» **WHAT YOU SHOULD DO**: From the listing below, extract each line containing the string "lower".

[Dataset rows about figures]
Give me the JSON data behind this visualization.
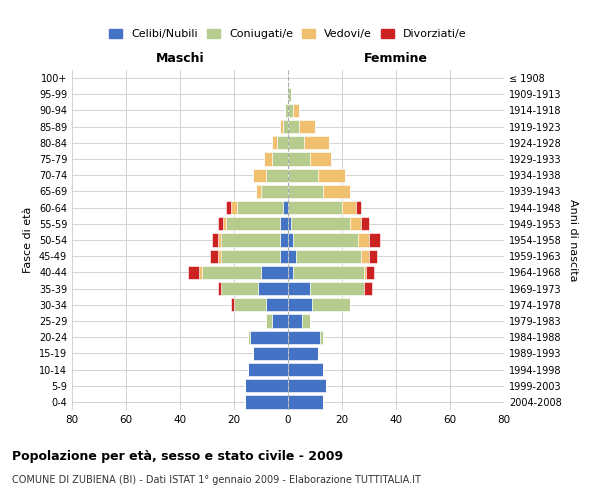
{
  "age_groups": [
    "0-4",
    "5-9",
    "10-14",
    "15-19",
    "20-24",
    "25-29",
    "30-34",
    "35-39",
    "40-44",
    "45-49",
    "50-54",
    "55-59",
    "60-64",
    "65-69",
    "70-74",
    "75-79",
    "80-84",
    "85-89",
    "90-94",
    "95-99",
    "100+"
  ],
  "birth_years": [
    "2004-2008",
    "1999-2003",
    "1994-1998",
    "1989-1993",
    "1984-1988",
    "1979-1983",
    "1974-1978",
    "1969-1973",
    "1964-1968",
    "1959-1963",
    "1954-1958",
    "1949-1953",
    "1944-1948",
    "1939-1943",
    "1934-1938",
    "1929-1933",
    "1924-1928",
    "1919-1923",
    "1914-1918",
    "1909-1913",
    "≤ 1908"
  ],
  "male": {
    "celibe": [
      16,
      16,
      15,
      13,
      14,
      6,
      8,
      11,
      10,
      3,
      3,
      3,
      2,
      0,
      0,
      0,
      0,
      0,
      0,
      0,
      0
    ],
    "coniugato": [
      0,
      0,
      0,
      0,
      1,
      2,
      12,
      14,
      22,
      22,
      22,
      20,
      17,
      10,
      8,
      6,
      4,
      2,
      1,
      0,
      0
    ],
    "vedovo": [
      0,
      0,
      0,
      0,
      0,
      0,
      0,
      0,
      1,
      1,
      1,
      1,
      2,
      2,
      5,
      3,
      2,
      1,
      0,
      0,
      0
    ],
    "divorziato": [
      0,
      0,
      0,
      0,
      0,
      0,
      1,
      1,
      4,
      3,
      2,
      2,
      2,
      0,
      0,
      0,
      0,
      0,
      0,
      0,
      0
    ]
  },
  "female": {
    "nubile": [
      13,
      14,
      13,
      11,
      12,
      5,
      9,
      8,
      2,
      3,
      2,
      1,
      0,
      0,
      0,
      0,
      0,
      0,
      0,
      0,
      0
    ],
    "coniugata": [
      0,
      0,
      0,
      0,
      1,
      3,
      14,
      20,
      26,
      24,
      24,
      22,
      20,
      13,
      11,
      8,
      6,
      4,
      2,
      1,
      0
    ],
    "vedova": [
      0,
      0,
      0,
      0,
      0,
      0,
      0,
      0,
      1,
      3,
      4,
      4,
      5,
      10,
      10,
      8,
      9,
      6,
      2,
      0,
      0
    ],
    "divorziata": [
      0,
      0,
      0,
      0,
      0,
      0,
      0,
      3,
      3,
      3,
      4,
      3,
      2,
      0,
      0,
      0,
      0,
      0,
      0,
      0,
      0
    ]
  },
  "colors": {
    "celibe": "#4472c4",
    "coniugato": "#b5cc8e",
    "vedovo": "#f0c070",
    "divorziato": "#cc2222"
  },
  "xlim": 80,
  "title": "Popolazione per età, sesso e stato civile - 2009",
  "subtitle": "COMUNE DI ZUBIENA (BI) - Dati ISTAT 1° gennaio 2009 - Elaborazione TUTTITALIA.IT",
  "ylabel_left": "Fasce di età",
  "ylabel_right": "Anni di nascita",
  "legend_labels": [
    "Celibi/Nubili",
    "Coniugati/e",
    "Vedovi/e",
    "Divorziati/e"
  ],
  "legend_colors": [
    "#4472c4",
    "#b5cc8e",
    "#f0c070",
    "#cc2222"
  ]
}
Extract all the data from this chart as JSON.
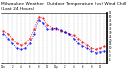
{
  "title": "Milwaukee Weather  Outdoor Temperature (vs) Wind Chill (Last 24 Hours)",
  "title_fontsize": 3.2,
  "background_color": "#ffffff",
  "grid_color": "#888888",
  "temp_color": "#ff0000",
  "wind_color": "#0000ff",
  "ylim": [
    -10,
    55
  ],
  "ytick_labels": [
    "55",
    "50",
    "45",
    "40",
    "35",
    "30",
    "25",
    "20",
    "15",
    "10",
    "5",
    "0",
    "-5"
  ],
  "ytick_vals": [
    55,
    50,
    45,
    40,
    35,
    30,
    25,
    20,
    15,
    10,
    5,
    0,
    -5
  ],
  "temp_values": [
    32,
    28,
    22,
    16,
    14,
    16,
    22,
    34,
    50,
    48,
    40,
    36,
    34,
    32,
    30,
    28,
    26,
    22,
    18,
    14,
    10,
    8,
    10,
    12
  ],
  "wind_values": [
    28,
    22,
    16,
    10,
    8,
    10,
    16,
    28,
    46,
    42,
    34,
    34,
    35,
    33,
    30,
    28,
    22,
    16,
    13,
    10,
    6,
    4,
    5,
    6
  ],
  "num_points": 24,
  "x_labels": [
    "12a",
    "",
    "2",
    "",
    "4",
    "",
    "6",
    "",
    "8",
    "",
    "10",
    "",
    "12p",
    "",
    "2",
    "",
    "4",
    "",
    "6",
    "",
    "8",
    "",
    "10",
    ""
  ]
}
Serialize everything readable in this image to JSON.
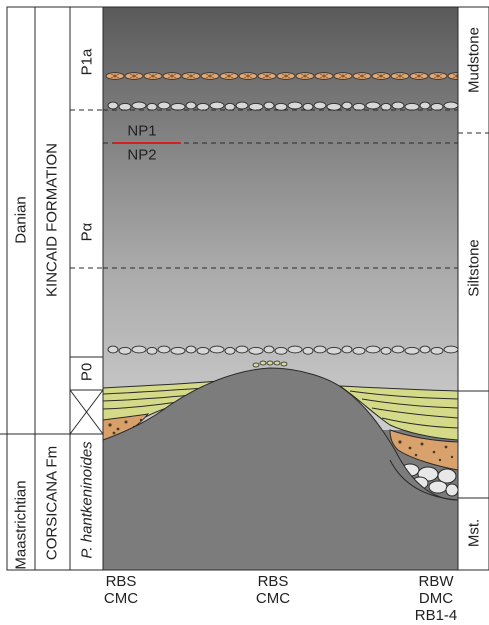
{
  "columns": {
    "stage": {
      "upper": "Danian",
      "lower": "Maastrichtian"
    },
    "formation": {
      "upper": "KINCAID FORMATION",
      "lower": "CORSICANA Fm"
    },
    "biozone": {
      "p1a": "P1a",
      "palpha": "Pα",
      "p0": "P0",
      "lower": "P. hantkeninoides"
    },
    "nannofossil": {
      "upper": "NP1",
      "lower": "NP2"
    },
    "lithology": {
      "mudstone": "Mudstone",
      "siltstone": "Siltstone",
      "mst": "Mst."
    }
  },
  "bottom_labels": {
    "left": {
      "line1": "RBS",
      "line2": "CMC"
    },
    "center": {
      "line1": "RBS",
      "line2": "CMC"
    },
    "right": {
      "line1": "RBW",
      "line2": "DMC",
      "line3": "RB1-4"
    }
  },
  "colors": {
    "background_top": "#5e5e5e",
    "background_bottom": "#e6e6e6",
    "mound": "#7c7c7c",
    "sand_layers": "#d7dc8c",
    "concretion_fill": "#e3a773",
    "np_boundary": "#d62020"
  }
}
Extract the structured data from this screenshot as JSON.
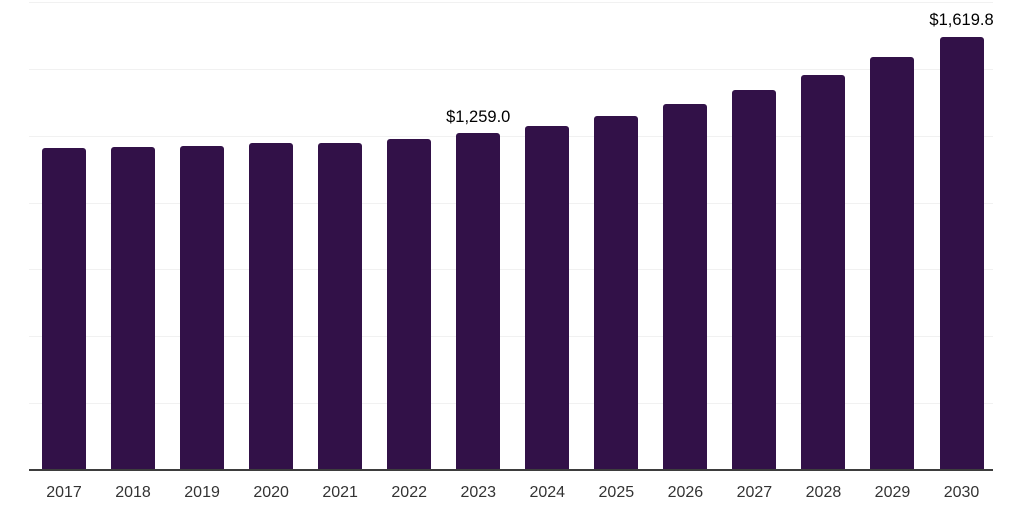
{
  "chart_data": {
    "type": "bar",
    "title": "",
    "xlabel": "",
    "ylabel": "",
    "categories": [
      "2017",
      "2018",
      "2019",
      "2020",
      "2021",
      "2022",
      "2023",
      "2024",
      "2025",
      "2026",
      "2027",
      "2028",
      "2029",
      "2030"
    ],
    "values": [
      1205,
      1206,
      1213,
      1221,
      1223,
      1236,
      1259.0,
      1288,
      1325,
      1370,
      1421,
      1477,
      1543,
      1619.8
    ],
    "value_labels": [
      "",
      "",
      "",
      "",
      "",
      "",
      "$1,259.0",
      "",
      "",
      "",
      "",
      "",
      "",
      "$1,619.8"
    ],
    "ylim": [
      0,
      1750
    ],
    "gridline_step": 250,
    "grid": "horizontal-only",
    "legend": "none",
    "y_tick_labels_visible": false,
    "colors": {
      "bar": "#321148",
      "gridline": "#f1f1f1",
      "axis_line": "#3d3d3d",
      "x_tick_label": "#333333",
      "data_label": "#000000",
      "background": "#ffffff"
    }
  }
}
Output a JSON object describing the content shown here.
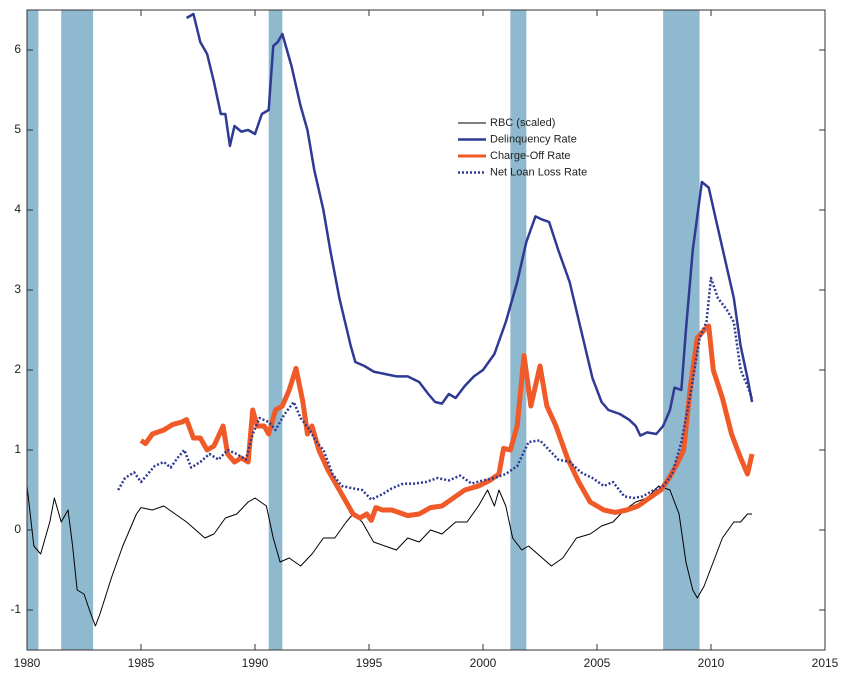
{
  "chart_data": {
    "type": "line",
    "xlim": [
      1980,
      2015
    ],
    "ylim": [
      -1.5,
      6.5
    ],
    "xticks": [
      1980,
      1985,
      1990,
      1995,
      2000,
      2005,
      2010,
      2015
    ],
    "yticks": [
      -1,
      0,
      1,
      2,
      3,
      4,
      5,
      6
    ],
    "legend_position": "upper center",
    "shade_color": "#8fb9cf",
    "shaded_periods": [
      [
        1980,
        1980.5
      ],
      [
        1981.5,
        1982.9
      ],
      [
        1990.6,
        1991.2
      ],
      [
        2001.2,
        2001.9
      ],
      [
        2007.9,
        2009.5
      ]
    ],
    "series": [
      {
        "name": "RBC (scaled)",
        "color": "#000000",
        "width": 1,
        "style": "solid",
        "x": [
          1980,
          1980.3,
          1980.6,
          1981,
          1981.2,
          1981.5,
          1981.8,
          1982,
          1982.2,
          1982.5,
          1982.8,
          1983,
          1983.2,
          1983.7,
          1984.2,
          1984.8,
          1985,
          1985.5,
          1986,
          1986.5,
          1987,
          1987.8,
          1988.2,
          1988.7,
          1989.2,
          1989.7,
          1990,
          1990.5,
          1990.8,
          1991.1,
          1991.5,
          1992,
          1992.5,
          1993,
          1993.5,
          1994,
          1994.3,
          1994.7,
          1995.2,
          1995.7,
          1996.2,
          1996.7,
          1997.2,
          1997.7,
          1998.2,
          1998.8,
          1999.3,
          1999.8,
          2000.2,
          2000.5,
          2000.7,
          2001,
          2001.3,
          2001.7,
          2002,
          2002.4,
          2003,
          2003.5,
          2004.1,
          2004.7,
          2005.2,
          2005.7,
          2006.2,
          2006.7,
          2007.2,
          2007.7,
          2008.2,
          2008.6,
          2008.9,
          2009.2,
          2009.4,
          2009.7,
          2010.1,
          2010.5,
          2011,
          2011.3,
          2011.6,
          2011.8
        ],
        "values": [
          0.55,
          -0.2,
          -0.3,
          0.1,
          0.4,
          0.1,
          0.25,
          -0.2,
          -0.75,
          -0.8,
          -1.05,
          -1.2,
          -1.05,
          -0.6,
          -0.2,
          0.2,
          0.28,
          0.25,
          0.3,
          0.2,
          0.1,
          -0.1,
          -0.05,
          0.15,
          0.2,
          0.35,
          0.4,
          0.3,
          -0.1,
          -0.4,
          -0.35,
          -0.45,
          -0.3,
          -0.1,
          -0.1,
          0.1,
          0.2,
          0.1,
          -0.15,
          -0.2,
          -0.25,
          -0.1,
          -0.15,
          0,
          -0.05,
          0.1,
          0.1,
          0.3,
          0.5,
          0.3,
          0.5,
          0.3,
          -0.1,
          -0.25,
          -0.2,
          -0.3,
          -0.45,
          -0.35,
          -0.1,
          -0.05,
          0.05,
          0.1,
          0.25,
          0.35,
          0.4,
          0.55,
          0.5,
          0.2,
          -0.4,
          -0.75,
          -0.85,
          -0.7,
          -0.4,
          -0.1,
          0.1,
          0.1,
          0.2,
          0.2
        ]
      },
      {
        "name": "Delinquency Rate",
        "color": "#2e3a93",
        "width": 2.5,
        "style": "solid",
        "x": [
          1987,
          1987.3,
          1987.6,
          1987.9,
          1988.2,
          1988.5,
          1988.7,
          1988.9,
          1989.1,
          1989.4,
          1989.7,
          1990,
          1990.3,
          1990.6,
          1990.8,
          1991,
          1991.2,
          1991.6,
          1992,
          1992.3,
          1992.6,
          1993,
          1993.3,
          1993.7,
          1994.2,
          1994.4,
          1994.8,
          1995.2,
          1995.7,
          1996.2,
          1996.7,
          1997.2,
          1997.6,
          1997.9,
          1998.2,
          1998.5,
          1998.8,
          1999.2,
          1999.6,
          2000,
          2000.5,
          2001,
          2001.5,
          2001.9,
          2002.3,
          2002.6,
          2002.9,
          2003.3,
          2003.8,
          2004.3,
          2004.8,
          2005.2,
          2005.5,
          2006,
          2006.4,
          2006.7,
          2006.9,
          2007.2,
          2007.6,
          2007.9,
          2008.2,
          2008.4,
          2008.7,
          2008.9,
          2009.2,
          2009.6,
          2009.9,
          2010.2,
          2010.6,
          2011,
          2011.3,
          2011.6,
          2011.8
        ],
        "values": [
          6.4,
          6.45,
          6.1,
          5.95,
          5.6,
          5.2,
          5.2,
          4.8,
          5.05,
          4.98,
          5.0,
          4.95,
          5.2,
          5.25,
          6.05,
          6.1,
          6.2,
          5.8,
          5.3,
          5.0,
          4.5,
          4.0,
          3.5,
          2.9,
          2.3,
          2.1,
          2.05,
          1.98,
          1.95,
          1.92,
          1.92,
          1.85,
          1.7,
          1.6,
          1.58,
          1.7,
          1.65,
          1.8,
          1.92,
          2.0,
          2.2,
          2.6,
          3.1,
          3.6,
          3.92,
          3.88,
          3.85,
          3.5,
          3.1,
          2.5,
          1.9,
          1.6,
          1.5,
          1.45,
          1.38,
          1.3,
          1.18,
          1.22,
          1.2,
          1.3,
          1.5,
          1.78,
          1.75,
          2.5,
          3.5,
          4.35,
          4.28,
          3.9,
          3.4,
          2.9,
          2.3,
          1.9,
          1.6
        ]
      },
      {
        "name": "Charge-Off Rate",
        "color": "#f05a28",
        "width": 5,
        "style": "solid",
        "x": [
          1985,
          1985.2,
          1985.5,
          1986,
          1986.4,
          1986.8,
          1987,
          1987.3,
          1987.6,
          1987.9,
          1988.2,
          1988.6,
          1988.8,
          1989.1,
          1989.4,
          1989.7,
          1989.9,
          1990.1,
          1990.4,
          1990.6,
          1990.9,
          1991.2,
          1991.5,
          1991.8,
          1992.1,
          1992.3,
          1992.5,
          1992.8,
          1993.2,
          1993.6,
          1994,
          1994.3,
          1994.6,
          1994.9,
          1995.1,
          1995.3,
          1995.6,
          1996,
          1996.3,
          1996.7,
          1997.2,
          1997.7,
          1998.2,
          1998.7,
          1999.2,
          1999.8,
          2000.3,
          2000.7,
          2000.9,
          2001.2,
          2001.5,
          2001.8,
          2002.1,
          2002.5,
          2002.8,
          2003.2,
          2003.7,
          2004.2,
          2004.7,
          2005.3,
          2005.8,
          2006.3,
          2006.8,
          2007.3,
          2007.8,
          2008.1,
          2008.5,
          2008.8,
          2009.1,
          2009.4,
          2009.7,
          2009.9,
          2010.1,
          2010.5,
          2010.9,
          2011.3,
          2011.6,
          2011.8
        ],
        "values": [
          1.12,
          1.08,
          1.2,
          1.25,
          1.32,
          1.35,
          1.38,
          1.15,
          1.15,
          1.0,
          1.05,
          1.3,
          0.95,
          0.85,
          0.9,
          0.85,
          1.5,
          1.3,
          1.3,
          1.2,
          1.5,
          1.55,
          1.75,
          2.02,
          1.6,
          1.2,
          1.3,
          1.0,
          0.75,
          0.55,
          0.35,
          0.2,
          0.15,
          0.2,
          0.12,
          0.28,
          0.25,
          0.25,
          0.22,
          0.18,
          0.2,
          0.28,
          0.3,
          0.4,
          0.5,
          0.55,
          0.62,
          0.7,
          1.02,
          1.0,
          1.3,
          2.18,
          1.55,
          2.05,
          1.55,
          1.3,
          0.9,
          0.6,
          0.35,
          0.25,
          0.22,
          0.25,
          0.3,
          0.4,
          0.5,
          0.62,
          0.82,
          1.0,
          1.8,
          2.4,
          2.5,
          2.55,
          2.0,
          1.65,
          1.2,
          0.9,
          0.7,
          0.95
        ]
      },
      {
        "name": "Net Loan Loss Rate",
        "color": "#2e3a93",
        "width": 2.5,
        "style": "dotted",
        "x": [
          1984,
          1984.3,
          1984.7,
          1985,
          1985.3,
          1985.6,
          1986,
          1986.3,
          1986.6,
          1986.9,
          1987.2,
          1987.6,
          1988,
          1988.4,
          1988.8,
          1989.2,
          1989.6,
          1989.9,
          1990.2,
          1990.6,
          1990.9,
          1991.3,
          1991.7,
          1992,
          1992.4,
          1992.7,
          1993,
          1993.4,
          1993.8,
          1994.3,
          1994.7,
          1995.1,
          1995.6,
          1996,
          1996.5,
          1997,
          1997.5,
          1998,
          1998.5,
          1999,
          1999.5,
          2000,
          2000.5,
          2001,
          2001.5,
          2002,
          2002.5,
          2002.9,
          2003.3,
          2003.8,
          2004.3,
          2004.8,
          2005.3,
          2005.7,
          2006.2,
          2006.6,
          2007,
          2007.5,
          2007.9,
          2008.3,
          2008.7,
          2009.1,
          2009.5,
          2009.8,
          2010,
          2010.3,
          2010.7,
          2011,
          2011.3,
          2011.6,
          2011.8
        ],
        "values": [
          0.5,
          0.65,
          0.72,
          0.6,
          0.7,
          0.8,
          0.85,
          0.78,
          0.9,
          1.0,
          0.78,
          0.85,
          0.95,
          0.88,
          1.0,
          0.95,
          0.88,
          1.2,
          1.4,
          1.35,
          1.25,
          1.45,
          1.6,
          1.4,
          1.25,
          1.1,
          1.0,
          0.7,
          0.55,
          0.52,
          0.5,
          0.38,
          0.45,
          0.52,
          0.58,
          0.58,
          0.6,
          0.65,
          0.62,
          0.68,
          0.58,
          0.62,
          0.65,
          0.7,
          0.8,
          1.1,
          1.12,
          1.0,
          0.88,
          0.85,
          0.72,
          0.65,
          0.55,
          0.6,
          0.42,
          0.4,
          0.42,
          0.5,
          0.55,
          0.7,
          1.1,
          1.7,
          2.4,
          2.6,
          3.15,
          2.9,
          2.75,
          2.6,
          2.0,
          1.8,
          1.65
        ]
      }
    ]
  }
}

» **TASK RESPONSE**:
      "lower": "Maastrichtian"
      "lower": "CORSICANA Fm"
      "lower": "P. hantkeninoides"
      "lower": "NP2"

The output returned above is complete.